Data records:
==============================

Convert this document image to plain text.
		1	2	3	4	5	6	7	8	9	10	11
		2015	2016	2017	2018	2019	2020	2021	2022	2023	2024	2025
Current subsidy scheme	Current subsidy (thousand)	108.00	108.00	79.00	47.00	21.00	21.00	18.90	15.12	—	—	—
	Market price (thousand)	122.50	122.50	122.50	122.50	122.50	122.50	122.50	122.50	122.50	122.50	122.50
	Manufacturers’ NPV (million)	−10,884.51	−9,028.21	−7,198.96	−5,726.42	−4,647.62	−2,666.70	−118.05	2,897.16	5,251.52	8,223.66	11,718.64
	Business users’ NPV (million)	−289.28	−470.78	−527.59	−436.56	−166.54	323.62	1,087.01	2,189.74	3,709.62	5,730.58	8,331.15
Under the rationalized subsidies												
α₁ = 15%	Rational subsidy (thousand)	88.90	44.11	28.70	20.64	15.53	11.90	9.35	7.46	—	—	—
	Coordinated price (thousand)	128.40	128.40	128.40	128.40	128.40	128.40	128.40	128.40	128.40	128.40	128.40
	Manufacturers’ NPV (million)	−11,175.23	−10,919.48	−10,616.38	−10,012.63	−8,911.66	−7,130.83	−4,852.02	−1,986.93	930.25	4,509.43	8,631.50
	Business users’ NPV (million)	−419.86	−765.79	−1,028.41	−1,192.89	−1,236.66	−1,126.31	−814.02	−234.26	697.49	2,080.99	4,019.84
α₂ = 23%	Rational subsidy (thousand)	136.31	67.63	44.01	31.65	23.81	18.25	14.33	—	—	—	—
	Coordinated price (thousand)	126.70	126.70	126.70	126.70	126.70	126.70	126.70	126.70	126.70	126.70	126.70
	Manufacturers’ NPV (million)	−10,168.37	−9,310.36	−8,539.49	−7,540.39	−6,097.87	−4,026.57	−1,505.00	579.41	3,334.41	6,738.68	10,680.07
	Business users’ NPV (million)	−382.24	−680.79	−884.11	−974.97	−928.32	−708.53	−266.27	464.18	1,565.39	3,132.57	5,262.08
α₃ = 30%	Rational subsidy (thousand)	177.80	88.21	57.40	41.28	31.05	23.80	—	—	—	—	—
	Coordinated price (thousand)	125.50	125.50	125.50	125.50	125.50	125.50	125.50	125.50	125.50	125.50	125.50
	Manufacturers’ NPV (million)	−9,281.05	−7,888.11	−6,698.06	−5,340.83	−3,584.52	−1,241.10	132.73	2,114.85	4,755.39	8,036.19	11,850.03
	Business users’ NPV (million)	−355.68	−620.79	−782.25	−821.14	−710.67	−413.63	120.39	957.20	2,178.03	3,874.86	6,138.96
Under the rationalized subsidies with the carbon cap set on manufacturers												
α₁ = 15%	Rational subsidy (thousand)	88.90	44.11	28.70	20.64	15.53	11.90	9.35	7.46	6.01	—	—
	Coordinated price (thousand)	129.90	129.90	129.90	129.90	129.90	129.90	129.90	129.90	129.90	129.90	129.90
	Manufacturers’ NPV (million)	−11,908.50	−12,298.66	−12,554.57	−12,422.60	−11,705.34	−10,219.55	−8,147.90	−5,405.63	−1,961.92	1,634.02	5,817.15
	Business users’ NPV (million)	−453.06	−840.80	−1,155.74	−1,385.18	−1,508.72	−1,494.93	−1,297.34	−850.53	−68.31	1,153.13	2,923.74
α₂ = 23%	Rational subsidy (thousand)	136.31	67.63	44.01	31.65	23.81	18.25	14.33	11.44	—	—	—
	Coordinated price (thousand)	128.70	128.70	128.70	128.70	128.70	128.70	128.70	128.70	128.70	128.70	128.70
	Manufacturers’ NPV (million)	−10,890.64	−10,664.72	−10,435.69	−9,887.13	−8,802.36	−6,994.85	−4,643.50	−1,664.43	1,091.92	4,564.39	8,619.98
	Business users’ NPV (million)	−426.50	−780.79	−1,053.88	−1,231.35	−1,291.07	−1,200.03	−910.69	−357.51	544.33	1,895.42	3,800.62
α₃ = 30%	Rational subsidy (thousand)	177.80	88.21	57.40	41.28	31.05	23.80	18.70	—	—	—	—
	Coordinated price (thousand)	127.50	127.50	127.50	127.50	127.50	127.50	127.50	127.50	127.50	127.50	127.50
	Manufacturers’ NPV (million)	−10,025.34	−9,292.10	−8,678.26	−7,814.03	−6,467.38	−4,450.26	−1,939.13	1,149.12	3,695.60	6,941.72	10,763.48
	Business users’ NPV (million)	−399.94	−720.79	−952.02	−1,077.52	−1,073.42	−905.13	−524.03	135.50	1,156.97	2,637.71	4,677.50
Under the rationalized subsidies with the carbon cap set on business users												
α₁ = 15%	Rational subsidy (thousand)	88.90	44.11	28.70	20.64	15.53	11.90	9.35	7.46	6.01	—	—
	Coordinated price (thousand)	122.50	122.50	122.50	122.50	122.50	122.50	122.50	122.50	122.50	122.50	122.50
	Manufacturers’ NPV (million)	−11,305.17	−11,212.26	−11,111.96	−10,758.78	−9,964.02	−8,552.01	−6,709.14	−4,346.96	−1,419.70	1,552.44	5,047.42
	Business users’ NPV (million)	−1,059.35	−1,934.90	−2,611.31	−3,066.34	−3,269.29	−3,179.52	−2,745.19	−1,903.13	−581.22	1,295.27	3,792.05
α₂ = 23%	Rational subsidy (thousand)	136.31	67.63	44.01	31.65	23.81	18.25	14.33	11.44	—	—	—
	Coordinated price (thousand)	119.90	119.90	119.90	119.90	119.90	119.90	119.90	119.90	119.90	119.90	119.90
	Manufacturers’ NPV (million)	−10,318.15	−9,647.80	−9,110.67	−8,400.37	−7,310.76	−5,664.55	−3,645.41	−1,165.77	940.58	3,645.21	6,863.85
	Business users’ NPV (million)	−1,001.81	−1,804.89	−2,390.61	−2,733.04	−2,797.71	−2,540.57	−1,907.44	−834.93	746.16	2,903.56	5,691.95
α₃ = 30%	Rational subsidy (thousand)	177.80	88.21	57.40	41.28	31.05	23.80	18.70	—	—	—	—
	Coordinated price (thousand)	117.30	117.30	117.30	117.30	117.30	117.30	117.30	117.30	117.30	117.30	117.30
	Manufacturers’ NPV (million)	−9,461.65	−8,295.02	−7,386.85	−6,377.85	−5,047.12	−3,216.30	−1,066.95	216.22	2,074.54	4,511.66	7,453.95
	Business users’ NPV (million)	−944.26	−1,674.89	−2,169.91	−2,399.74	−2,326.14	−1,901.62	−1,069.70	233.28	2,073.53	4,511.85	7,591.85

==============================

**Stated exercise:** Set down all of the data above, word for word.

**Task result:**
Convert this document image to plain text.
		1	2	3	4	5	6	7	8	9	10	11
		2015	2016	2017	2018	2019	2020	2021	2022	2023	2024	2025
Current subsidy scheme	Current subsidy (thousand)	108.00	108.00	79.00	47.00	21.00	21.00	18.90	15.12	—	—	—
	Market price (thousand)	122.50	122.50	122.50	122.50	122.50	122.50	122.50	122.50	122.50	122.50	122.50
	Manufacturers’ NPV (million)	−10,884.51	−9,028.21	−7,198.96	−5,726.42	−4,647.62	−2,666.70	−118.05	2,897.16	5,251.52	8,223.66	11,718.64
	Business users’ NPV (million)	−289.28	−470.78	−527.59	−436.56	−166.54	323.62	1,087.01	2,189.74	3,709.62	5,730.58	8,331.15
Under the rationalized subsidies												
α₁ = 15%	Rational subsidy (thousand)	88.90	44.11	28.70	20.64	15.53	11.90	9.35	7.46	—	—	—
	Coordinated price (thousand)	128.40	128.40	128.40	128.40	128.40	128.40	128.40	128.40	128.40	128.40	128.40
	Manufacturers’ NPV (million)	−11,175.23	−10,919.48	−10,616.38	−10,012.63	−8,911.66	−7,130.83	−4,852.02	−1,986.93	930.25	4,509.43	8,631.50
	Business users’ NPV (million)	−419.86	−765.79	−1,028.41	−1,192.89	−1,236.66	−1,126.31	−814.02	−234.26	697.49	2,080.99	4,019.84
α₂ = 23%	Rational subsidy (thousand)	136.31	67.63	44.01	31.65	23.81	18.25	14.33	—	—	—	—
	Coordinated price (thousand)	126.70	126.70	126.70	126.70	126.70	126.70	126.70	126.70	126.70	126.70	126.70
	Manufacturers’ NPV (million)	−10,168.37	−9,310.36	−8,539.49	−7,540.39	−6,097.87	−4,026.57	−1,505.00	579.41	3,334.41	6,738.68	10,680.07
	Business users’ NPV (million)	−382.24	−680.79	−884.11	−974.97	−928.32	−708.53	−266.27	464.18	1,565.39	3,132.57	5,262.08
α₃ = 30%	Rational subsidy (thousand)	177.80	88.21	57.40	41.28	31.05	23.80	—	—	—	—	—
	Coordinated price (thousand)	125.50	125.50	125.50	125.50	125.50	125.50	125.50	125.50	125.50	125.50	125.50
	Manufacturers’ NPV (million)	−9,281.05	−7,888.11	−6,698.06	−5,340.83	−3,584.52	−1,241.10	132.73	2,114.85	4,755.39	8,036.19	11,850.03
	Business users’ NPV (million)	−355.68	−620.79	−782.25	−821.14	−710.67	−413.63	120.39	957.20	2,178.03	3,874.86	6,138.96
Under the rationalized subsidies with the carbon cap set on manufacturers												
α₁ = 15%	Rational subsidy (thousand)	88.90	44.11	28.70	20.64	15.53	11.90	9.35	7.46	6.01	—	—
	Coordinated price (thousand)	129.90	129.90	129.90	129.90	129.90	129.90	129.90	129.90	129.90	129.90	129.90
	Manufacturers’ NPV (million)	−11,908.50	−12,298.66	−12,554.57	−12,422.60	−11,705.34	−10,219.55	−8,147.90	−5,405.63	−1,961.92	1,634.02	5,817.15
	Business users’ NPV (million)	−453.06	−840.80	−1,155.74	−1,385.18	−1,508.72	−1,494.93	−1,297.34	−850.53	−68.31	1,153.13	2,923.74
α₂ = 23%	Rational subsidy (thousand)	136.31	67.63	44.01	31.65	23.81	18.25	14.33	11.44	—	—	—
	Coordinated price (thousand)	128.70	128.70	128.70	128.70	128.70	128.70	128.70	128.70	128.70	128.70	128.70
	Manufacturers’ NPV (million)	−10,890.64	−10,664.72	−10,435.69	−9,887.13	−8,802.36	−6,994.85	−4,643.50	−1,664.43	1,091.92	4,564.39	8,619.98
	Business users’ NPV (million)	−426.50	−780.79	−1,053.88	−1,231.35	−1,291.07	−1,200.03	−910.69	−357.51	544.33	1,895.42	3,800.62
α₃ = 30%	Rational subsidy (thousand)	177.80	88.21	57.40	41.28	31.05	23.80	18.70	—	—	—	—
	Coordinated price (thousand)	127.50	127.50	127.50	127.50	127.50	127.50	127.50	127.50	127.50	127.50	127.50
	Manufacturers’ NPV (million)	−10,025.34	−9,292.10	−8,678.26	−7,814.03	−6,467.38	−4,450.26	−1,939.13	1,149.12	3,695.60	6,941.72	10,763.48
	Business users’ NPV (million)	−399.94	−720.79	−952.02	−1,077.52	−1,073.42	−905.13	−524.03	135.50	1,156.97	2,637.71	4,677.50
Under the rationalized subsidies with the carbon cap set on business users												
α₁ = 15%	Rational subsidy (thousand)	88.90	44.11	28.70	20.64	15.53	11.90	9.35	7.46	6.01	—	—
	Coordinated price (thousand)	122.50	122.50	122.50	122.50	122.50	122.50	122.50	122.50	122.50	122.50	122.50
	Manufacturers’ NPV (million)	−11,305.17	−11,212.26	−11,111.96	−10,758.78	−9,964.02	−8,552.01	−6,709.14	−4,346.96	−1,419.70	1,552.44	5,047.42
	Business users’ NPV (million)	−1,059.35	−1,934.90	−2,611.31	−3,066.34	−3,269.29	−3,179.52	−2,745.19	−1,903.13	−581.22	1,295.27	3,792.05
α₂ = 23%	Rational subsidy (thousand)	136.31	67.63	44.01	31.65	23.81	18.25	14.33	11.44	—	—	—
	Coordinated price (thousand)	119.90	119.90	119.90	119.90	119.90	119.90	119.90	119.90	119.90	119.90	119.90
	Manufacturers’ NPV (million)	−10,318.15	−9,647.80	−9,110.67	−8,400.37	−7,310.76	−5,664.55	−3,645.41	−1,165.77	940.58	3,645.21	6,863.85
	Business users’ NPV (million)	−1,001.81	−1,804.89	−2,390.61	−2,733.04	−2,797.71	−2,540.57	−1,907.44	−834.93	746.16	2,903.56	5,691.95
α₃ = 30%	Rational subsidy (thousand)	177.80	88.21	57.40	41.28	31.05	23.80	18.70	—	—	—	—
	Coordinated price (thousand)	117.30	117.30	117.30	117.30	117.30	117.30	117.30	117.30	117.30	117.30	117.30
	Manufacturers’ NPV (million)	−9,461.65	−8,295.02	−7,386.85	−6,377.85	−5,047.12	−3,216.30	−1,066.95	216.22	2,074.54	4,511.66	7,453.95
	Business users’ NPV (million)	−944.26	−1,674.89	−2,169.91	−2,399.74	−2,326.14	−1,901.62	−1,069.70	233.28	2,073.53	4,511.85	7,591.85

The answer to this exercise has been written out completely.